### WHAT YOU NEED TO DO
What is needed is the run of lines from the one with "Transcribe the text in this document." through the close of the data, set down exactly.

§

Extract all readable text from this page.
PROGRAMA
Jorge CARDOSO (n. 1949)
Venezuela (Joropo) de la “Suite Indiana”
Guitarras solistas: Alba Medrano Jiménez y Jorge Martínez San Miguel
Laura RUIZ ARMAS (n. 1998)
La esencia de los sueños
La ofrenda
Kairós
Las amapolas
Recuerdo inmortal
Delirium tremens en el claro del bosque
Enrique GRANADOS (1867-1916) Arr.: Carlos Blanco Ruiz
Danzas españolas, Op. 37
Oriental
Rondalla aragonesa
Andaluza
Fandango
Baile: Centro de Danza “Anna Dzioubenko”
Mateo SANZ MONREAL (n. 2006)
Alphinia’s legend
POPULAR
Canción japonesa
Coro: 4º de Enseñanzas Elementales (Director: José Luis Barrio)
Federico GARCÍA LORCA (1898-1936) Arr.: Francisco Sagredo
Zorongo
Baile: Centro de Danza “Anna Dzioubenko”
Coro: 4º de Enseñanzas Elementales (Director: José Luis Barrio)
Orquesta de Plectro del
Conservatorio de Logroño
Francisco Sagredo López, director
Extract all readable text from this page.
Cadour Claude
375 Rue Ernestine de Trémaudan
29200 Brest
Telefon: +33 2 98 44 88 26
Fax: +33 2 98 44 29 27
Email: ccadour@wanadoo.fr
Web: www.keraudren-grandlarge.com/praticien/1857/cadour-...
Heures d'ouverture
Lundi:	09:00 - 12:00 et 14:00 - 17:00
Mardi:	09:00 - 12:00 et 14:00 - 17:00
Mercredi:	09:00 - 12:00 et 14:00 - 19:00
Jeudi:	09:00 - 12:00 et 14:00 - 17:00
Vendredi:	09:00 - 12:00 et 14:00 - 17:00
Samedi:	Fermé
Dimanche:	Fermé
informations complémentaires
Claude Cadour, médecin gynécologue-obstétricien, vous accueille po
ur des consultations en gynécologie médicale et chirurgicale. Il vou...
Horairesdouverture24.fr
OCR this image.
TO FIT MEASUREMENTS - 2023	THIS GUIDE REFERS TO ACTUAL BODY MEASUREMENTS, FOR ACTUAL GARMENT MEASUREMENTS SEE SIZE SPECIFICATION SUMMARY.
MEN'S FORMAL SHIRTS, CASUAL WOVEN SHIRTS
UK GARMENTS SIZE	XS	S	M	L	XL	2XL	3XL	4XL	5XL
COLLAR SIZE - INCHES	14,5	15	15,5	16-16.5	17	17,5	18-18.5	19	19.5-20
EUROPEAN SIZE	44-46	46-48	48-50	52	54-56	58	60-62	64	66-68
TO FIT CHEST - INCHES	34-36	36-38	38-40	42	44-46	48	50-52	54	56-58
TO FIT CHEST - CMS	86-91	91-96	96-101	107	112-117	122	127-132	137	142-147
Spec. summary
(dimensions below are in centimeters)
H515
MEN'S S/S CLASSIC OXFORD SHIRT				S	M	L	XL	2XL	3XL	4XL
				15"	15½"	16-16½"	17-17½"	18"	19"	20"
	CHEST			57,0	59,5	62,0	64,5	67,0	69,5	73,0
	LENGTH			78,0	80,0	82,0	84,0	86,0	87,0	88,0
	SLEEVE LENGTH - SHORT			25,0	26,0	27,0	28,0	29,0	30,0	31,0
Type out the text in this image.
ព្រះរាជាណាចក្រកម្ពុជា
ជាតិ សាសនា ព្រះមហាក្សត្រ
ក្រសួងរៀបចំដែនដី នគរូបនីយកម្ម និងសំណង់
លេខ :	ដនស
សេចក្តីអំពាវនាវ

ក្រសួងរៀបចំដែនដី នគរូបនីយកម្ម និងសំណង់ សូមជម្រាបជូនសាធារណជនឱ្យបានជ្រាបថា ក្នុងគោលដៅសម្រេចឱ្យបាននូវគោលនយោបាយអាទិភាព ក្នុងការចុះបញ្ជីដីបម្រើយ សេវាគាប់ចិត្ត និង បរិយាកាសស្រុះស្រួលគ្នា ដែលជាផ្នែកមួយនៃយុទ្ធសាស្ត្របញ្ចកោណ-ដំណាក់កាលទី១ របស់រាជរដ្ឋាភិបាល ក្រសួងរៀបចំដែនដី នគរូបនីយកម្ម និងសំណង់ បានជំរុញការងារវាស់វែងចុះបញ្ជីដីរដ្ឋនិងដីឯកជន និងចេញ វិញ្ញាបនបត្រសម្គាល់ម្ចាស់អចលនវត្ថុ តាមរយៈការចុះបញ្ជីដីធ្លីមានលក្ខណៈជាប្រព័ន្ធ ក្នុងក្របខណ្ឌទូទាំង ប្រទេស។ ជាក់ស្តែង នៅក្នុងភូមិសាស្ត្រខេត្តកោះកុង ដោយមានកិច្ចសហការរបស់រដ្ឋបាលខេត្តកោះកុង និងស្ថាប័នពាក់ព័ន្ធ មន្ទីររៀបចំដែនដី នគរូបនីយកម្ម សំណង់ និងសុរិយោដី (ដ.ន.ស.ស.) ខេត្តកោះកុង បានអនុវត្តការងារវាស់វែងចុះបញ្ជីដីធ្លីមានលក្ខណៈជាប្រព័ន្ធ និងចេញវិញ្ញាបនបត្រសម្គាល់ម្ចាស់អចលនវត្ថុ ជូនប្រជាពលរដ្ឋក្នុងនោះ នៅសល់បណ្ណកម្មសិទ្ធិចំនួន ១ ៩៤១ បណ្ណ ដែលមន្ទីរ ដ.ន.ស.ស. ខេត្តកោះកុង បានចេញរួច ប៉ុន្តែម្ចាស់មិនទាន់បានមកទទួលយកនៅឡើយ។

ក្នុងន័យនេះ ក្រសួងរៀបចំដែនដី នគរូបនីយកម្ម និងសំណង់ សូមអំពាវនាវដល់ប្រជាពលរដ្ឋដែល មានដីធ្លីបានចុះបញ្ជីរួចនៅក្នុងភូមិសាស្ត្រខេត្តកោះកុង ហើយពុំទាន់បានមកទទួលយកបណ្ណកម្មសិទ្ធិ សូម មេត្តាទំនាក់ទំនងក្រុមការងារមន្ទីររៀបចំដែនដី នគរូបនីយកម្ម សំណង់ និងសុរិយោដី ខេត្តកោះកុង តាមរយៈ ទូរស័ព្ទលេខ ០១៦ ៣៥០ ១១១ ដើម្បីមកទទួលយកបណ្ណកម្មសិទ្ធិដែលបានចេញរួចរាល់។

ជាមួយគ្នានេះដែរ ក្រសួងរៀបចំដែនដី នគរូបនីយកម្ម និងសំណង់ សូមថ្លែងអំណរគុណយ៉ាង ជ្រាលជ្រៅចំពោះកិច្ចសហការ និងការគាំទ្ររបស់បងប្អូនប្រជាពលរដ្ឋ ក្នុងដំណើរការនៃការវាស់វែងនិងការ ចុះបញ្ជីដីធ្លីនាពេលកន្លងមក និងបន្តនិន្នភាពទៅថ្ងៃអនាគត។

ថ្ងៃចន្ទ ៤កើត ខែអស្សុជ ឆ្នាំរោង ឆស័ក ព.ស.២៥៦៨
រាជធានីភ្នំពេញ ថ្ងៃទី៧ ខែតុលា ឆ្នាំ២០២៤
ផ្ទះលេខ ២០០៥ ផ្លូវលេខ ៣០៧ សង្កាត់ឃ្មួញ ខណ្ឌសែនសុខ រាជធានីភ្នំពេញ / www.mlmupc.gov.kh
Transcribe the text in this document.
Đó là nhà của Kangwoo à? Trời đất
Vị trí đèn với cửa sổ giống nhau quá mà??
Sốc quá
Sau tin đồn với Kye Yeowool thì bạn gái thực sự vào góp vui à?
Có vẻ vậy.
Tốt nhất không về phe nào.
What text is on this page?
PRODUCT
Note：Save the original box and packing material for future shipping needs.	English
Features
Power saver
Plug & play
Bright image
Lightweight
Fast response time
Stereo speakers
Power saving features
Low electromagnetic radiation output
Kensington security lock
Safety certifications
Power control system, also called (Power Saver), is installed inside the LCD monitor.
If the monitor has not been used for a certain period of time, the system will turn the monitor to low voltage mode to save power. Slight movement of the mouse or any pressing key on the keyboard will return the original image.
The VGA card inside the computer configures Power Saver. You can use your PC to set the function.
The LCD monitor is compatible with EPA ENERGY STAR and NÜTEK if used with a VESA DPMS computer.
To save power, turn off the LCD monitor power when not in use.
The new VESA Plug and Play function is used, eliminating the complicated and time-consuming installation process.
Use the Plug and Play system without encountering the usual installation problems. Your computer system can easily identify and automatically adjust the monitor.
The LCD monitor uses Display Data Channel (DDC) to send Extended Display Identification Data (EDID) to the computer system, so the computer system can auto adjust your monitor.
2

§

### PROBLEM SOLUTION
Transcribe the text in this document.
Đó là nhà của Kangwoo à? Trời đất
Vị trí đèn với cửa sổ giống nhau quá mà??
Sốc quá
Sau tin đồn với Kye Yeowool thì bạn gái thực sự vào góp vui à?
Có vẻ vậy.
Tốt nhất không về phe nào.
What text is on this page?
PRODUCT
Note：Save the original box and packing material for future shipping needs.	English
Features
Power saver
Plug & play
Bright image
Lightweight
Fast response time
Stereo speakers
Power saving features
Low electromagnetic radiation output
Kensington security lock
Safety certifications
Power control system, also called (Power Saver), is installed inside the LCD monitor.
If the monitor has not been used for a certain period of time, the system will turn the monitor to low voltage mode to save power. Slight movement of the mouse or any pressing key on the keyboard will return the original image.
The VGA card inside the computer configures Power Saver. You can use your PC to set the function.
The LCD monitor is compatible with EPA ENERGY STAR and NÜTEK if used with a VESA DPMS computer.
To save power, turn off the LCD monitor power when not in use.
The new VESA Plug and Play function is used, eliminating the complicated and time-consuming installation process.
Use the Plug and Play system without encountering the usual installation problems. Your computer system can easily identify and automatically adjust the monitor.
The LCD monitor uses Display Data Channel (DDC) to send Extended Display Identification Data (EDID) to the computer system, so the computer system can auto adjust your monitor.
2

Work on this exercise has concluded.